Pull each line holding "feedback" out of the entries below.

********

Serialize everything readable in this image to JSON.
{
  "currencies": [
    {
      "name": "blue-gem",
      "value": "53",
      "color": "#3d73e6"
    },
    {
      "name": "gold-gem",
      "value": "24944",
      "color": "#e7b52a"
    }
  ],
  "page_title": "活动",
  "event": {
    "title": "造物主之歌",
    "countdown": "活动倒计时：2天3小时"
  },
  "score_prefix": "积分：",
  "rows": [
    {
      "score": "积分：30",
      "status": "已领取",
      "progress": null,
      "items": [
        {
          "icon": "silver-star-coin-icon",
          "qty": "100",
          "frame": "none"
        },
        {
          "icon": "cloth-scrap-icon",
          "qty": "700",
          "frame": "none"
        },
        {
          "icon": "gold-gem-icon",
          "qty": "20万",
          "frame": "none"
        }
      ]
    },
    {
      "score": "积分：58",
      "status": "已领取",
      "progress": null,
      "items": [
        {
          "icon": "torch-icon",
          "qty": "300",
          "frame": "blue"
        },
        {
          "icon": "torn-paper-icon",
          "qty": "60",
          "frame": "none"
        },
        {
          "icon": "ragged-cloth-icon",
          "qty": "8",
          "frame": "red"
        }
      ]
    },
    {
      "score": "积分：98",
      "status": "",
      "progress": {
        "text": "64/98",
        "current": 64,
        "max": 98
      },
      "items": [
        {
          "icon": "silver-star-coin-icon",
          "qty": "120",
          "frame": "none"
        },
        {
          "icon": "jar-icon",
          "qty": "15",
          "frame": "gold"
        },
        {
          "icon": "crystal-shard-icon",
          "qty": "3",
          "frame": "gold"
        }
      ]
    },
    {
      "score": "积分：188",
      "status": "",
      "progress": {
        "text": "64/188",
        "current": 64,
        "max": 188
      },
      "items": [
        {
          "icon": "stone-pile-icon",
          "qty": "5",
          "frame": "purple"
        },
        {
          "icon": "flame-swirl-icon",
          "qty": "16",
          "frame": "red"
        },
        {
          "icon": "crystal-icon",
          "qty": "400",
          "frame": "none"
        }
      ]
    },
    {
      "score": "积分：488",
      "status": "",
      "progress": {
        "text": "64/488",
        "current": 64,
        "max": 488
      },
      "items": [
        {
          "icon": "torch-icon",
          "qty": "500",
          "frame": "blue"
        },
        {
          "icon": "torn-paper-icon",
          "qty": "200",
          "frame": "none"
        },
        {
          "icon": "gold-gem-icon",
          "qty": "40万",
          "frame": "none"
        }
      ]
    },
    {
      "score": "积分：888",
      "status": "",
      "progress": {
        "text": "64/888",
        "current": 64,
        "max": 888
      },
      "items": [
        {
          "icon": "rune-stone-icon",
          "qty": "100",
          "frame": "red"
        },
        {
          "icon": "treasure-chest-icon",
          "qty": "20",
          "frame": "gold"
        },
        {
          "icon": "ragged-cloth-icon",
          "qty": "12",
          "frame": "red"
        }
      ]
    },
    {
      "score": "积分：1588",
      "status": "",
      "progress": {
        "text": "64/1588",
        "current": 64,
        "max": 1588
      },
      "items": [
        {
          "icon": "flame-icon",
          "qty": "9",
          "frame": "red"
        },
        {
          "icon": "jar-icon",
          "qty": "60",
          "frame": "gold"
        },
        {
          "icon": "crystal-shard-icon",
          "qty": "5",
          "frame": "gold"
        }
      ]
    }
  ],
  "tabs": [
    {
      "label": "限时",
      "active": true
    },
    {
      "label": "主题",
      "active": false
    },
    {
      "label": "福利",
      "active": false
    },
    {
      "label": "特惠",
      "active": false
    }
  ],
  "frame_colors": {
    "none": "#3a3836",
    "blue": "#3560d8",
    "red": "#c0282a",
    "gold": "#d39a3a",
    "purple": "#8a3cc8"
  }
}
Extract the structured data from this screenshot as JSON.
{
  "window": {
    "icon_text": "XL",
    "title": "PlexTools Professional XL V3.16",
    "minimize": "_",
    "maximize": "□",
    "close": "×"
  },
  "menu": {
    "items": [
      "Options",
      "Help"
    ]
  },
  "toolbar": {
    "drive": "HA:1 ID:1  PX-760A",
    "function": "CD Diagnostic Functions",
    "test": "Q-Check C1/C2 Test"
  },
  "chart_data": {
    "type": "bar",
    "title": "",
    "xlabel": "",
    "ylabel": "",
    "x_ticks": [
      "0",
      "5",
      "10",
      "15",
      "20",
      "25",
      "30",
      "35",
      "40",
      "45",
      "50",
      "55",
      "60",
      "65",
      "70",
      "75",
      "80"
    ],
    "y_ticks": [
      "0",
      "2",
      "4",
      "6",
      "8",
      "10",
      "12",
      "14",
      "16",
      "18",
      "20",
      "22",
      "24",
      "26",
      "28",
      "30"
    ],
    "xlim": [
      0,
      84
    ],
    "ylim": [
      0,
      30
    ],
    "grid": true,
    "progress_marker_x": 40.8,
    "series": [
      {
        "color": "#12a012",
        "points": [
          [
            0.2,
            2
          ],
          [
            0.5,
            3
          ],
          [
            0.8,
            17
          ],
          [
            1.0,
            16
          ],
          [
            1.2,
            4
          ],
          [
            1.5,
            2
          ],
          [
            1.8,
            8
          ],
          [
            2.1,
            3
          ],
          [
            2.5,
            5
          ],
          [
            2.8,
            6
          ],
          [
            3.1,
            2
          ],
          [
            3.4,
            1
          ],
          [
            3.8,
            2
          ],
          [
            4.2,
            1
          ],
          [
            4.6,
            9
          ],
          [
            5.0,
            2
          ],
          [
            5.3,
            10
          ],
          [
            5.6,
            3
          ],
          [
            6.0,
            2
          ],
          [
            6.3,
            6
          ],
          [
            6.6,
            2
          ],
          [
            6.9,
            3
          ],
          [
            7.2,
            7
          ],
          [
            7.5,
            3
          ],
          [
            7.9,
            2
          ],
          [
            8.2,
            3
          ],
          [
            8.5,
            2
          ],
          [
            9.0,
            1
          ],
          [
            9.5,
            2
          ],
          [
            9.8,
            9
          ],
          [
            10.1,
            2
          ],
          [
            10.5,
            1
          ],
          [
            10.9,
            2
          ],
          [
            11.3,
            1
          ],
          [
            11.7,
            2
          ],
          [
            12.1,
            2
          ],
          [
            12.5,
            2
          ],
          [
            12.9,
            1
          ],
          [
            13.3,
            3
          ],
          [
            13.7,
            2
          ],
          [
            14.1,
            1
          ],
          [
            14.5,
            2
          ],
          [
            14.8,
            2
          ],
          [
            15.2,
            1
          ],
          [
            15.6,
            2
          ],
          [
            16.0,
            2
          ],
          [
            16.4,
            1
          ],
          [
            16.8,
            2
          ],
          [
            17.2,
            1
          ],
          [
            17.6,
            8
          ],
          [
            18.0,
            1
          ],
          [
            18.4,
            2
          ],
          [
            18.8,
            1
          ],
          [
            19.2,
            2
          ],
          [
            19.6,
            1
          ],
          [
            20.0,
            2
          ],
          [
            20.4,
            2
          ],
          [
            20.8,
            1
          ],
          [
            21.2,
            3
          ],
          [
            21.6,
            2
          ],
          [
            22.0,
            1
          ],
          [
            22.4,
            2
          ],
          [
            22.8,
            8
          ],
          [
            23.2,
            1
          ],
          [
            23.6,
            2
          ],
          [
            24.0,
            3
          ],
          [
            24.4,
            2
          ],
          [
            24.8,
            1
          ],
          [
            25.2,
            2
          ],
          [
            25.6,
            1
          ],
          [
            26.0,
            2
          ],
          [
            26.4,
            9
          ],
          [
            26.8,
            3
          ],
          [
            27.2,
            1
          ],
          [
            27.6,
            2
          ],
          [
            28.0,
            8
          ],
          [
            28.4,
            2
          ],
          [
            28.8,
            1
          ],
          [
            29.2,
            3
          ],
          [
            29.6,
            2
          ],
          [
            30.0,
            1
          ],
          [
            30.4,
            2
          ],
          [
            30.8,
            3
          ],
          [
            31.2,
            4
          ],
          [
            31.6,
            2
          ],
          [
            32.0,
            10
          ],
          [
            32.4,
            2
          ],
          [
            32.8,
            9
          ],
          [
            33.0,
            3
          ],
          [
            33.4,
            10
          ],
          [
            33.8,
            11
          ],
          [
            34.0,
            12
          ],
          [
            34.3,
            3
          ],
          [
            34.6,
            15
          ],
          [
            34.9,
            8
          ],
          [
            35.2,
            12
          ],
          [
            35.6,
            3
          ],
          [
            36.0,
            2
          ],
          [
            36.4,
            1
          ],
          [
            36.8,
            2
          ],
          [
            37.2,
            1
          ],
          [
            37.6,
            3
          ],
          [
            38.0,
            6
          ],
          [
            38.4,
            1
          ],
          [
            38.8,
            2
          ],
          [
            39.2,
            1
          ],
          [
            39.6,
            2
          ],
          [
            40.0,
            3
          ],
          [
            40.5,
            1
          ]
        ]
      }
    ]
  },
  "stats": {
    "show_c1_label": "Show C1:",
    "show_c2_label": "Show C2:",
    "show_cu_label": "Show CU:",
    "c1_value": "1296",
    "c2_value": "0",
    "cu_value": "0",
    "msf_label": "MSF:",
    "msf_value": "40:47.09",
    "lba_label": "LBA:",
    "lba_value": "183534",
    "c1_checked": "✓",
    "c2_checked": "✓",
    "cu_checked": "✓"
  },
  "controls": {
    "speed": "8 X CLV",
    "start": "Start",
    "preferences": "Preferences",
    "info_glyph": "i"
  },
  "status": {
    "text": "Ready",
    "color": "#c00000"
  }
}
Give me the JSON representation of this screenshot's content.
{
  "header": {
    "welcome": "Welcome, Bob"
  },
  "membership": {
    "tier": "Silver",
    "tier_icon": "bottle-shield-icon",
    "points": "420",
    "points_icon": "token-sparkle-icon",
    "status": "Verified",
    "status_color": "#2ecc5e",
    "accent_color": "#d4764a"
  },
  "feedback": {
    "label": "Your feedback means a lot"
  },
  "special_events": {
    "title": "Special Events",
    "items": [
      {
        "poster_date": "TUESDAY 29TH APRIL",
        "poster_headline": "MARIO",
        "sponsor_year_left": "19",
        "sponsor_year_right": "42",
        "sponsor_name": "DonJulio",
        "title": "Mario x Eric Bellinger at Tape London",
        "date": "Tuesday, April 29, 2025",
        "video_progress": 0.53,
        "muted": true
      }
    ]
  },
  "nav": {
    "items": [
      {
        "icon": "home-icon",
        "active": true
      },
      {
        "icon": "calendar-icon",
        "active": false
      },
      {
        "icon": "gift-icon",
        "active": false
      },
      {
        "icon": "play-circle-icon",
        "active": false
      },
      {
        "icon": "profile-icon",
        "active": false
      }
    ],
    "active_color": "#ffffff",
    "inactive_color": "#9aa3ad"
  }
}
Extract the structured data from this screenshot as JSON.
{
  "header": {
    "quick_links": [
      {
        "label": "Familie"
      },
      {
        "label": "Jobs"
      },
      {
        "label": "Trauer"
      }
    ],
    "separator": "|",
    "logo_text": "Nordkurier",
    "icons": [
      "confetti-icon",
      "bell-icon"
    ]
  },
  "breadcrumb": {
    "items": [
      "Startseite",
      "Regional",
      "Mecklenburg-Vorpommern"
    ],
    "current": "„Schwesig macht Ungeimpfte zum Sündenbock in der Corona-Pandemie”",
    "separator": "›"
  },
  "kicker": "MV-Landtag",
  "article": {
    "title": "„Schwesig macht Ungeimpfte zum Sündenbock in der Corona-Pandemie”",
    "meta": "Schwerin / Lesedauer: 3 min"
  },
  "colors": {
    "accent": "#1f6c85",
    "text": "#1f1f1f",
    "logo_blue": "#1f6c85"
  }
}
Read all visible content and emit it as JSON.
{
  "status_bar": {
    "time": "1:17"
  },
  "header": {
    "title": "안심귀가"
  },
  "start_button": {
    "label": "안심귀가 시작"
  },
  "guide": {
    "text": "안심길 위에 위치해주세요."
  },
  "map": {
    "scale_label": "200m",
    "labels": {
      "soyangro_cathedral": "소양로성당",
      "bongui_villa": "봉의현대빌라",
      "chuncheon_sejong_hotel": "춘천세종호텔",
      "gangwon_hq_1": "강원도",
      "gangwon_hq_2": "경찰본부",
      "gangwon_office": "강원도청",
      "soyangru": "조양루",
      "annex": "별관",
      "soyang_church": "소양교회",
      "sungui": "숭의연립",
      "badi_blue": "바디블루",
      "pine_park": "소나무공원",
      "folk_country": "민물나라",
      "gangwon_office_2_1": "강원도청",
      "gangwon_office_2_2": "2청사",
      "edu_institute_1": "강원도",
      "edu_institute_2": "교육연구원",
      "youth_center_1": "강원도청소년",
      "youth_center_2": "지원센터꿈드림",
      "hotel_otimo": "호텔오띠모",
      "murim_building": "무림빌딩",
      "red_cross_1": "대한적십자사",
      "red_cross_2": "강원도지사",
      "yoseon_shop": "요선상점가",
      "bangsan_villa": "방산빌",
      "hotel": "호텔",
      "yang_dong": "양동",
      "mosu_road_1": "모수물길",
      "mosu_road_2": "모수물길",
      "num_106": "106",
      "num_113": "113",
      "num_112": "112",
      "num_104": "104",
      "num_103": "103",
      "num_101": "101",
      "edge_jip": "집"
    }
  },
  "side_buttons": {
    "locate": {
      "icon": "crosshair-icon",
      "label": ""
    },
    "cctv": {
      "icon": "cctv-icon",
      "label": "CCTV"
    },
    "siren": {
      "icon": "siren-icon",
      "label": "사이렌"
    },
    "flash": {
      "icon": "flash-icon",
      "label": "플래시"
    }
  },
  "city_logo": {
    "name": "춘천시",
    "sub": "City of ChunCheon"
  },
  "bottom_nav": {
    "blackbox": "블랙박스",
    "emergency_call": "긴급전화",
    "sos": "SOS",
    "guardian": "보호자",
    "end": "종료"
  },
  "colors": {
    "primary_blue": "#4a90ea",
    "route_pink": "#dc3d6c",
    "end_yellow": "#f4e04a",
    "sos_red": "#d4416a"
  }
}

********

§ Output for this task:
  "feedback": {
    "label": "Your feedback means a lot"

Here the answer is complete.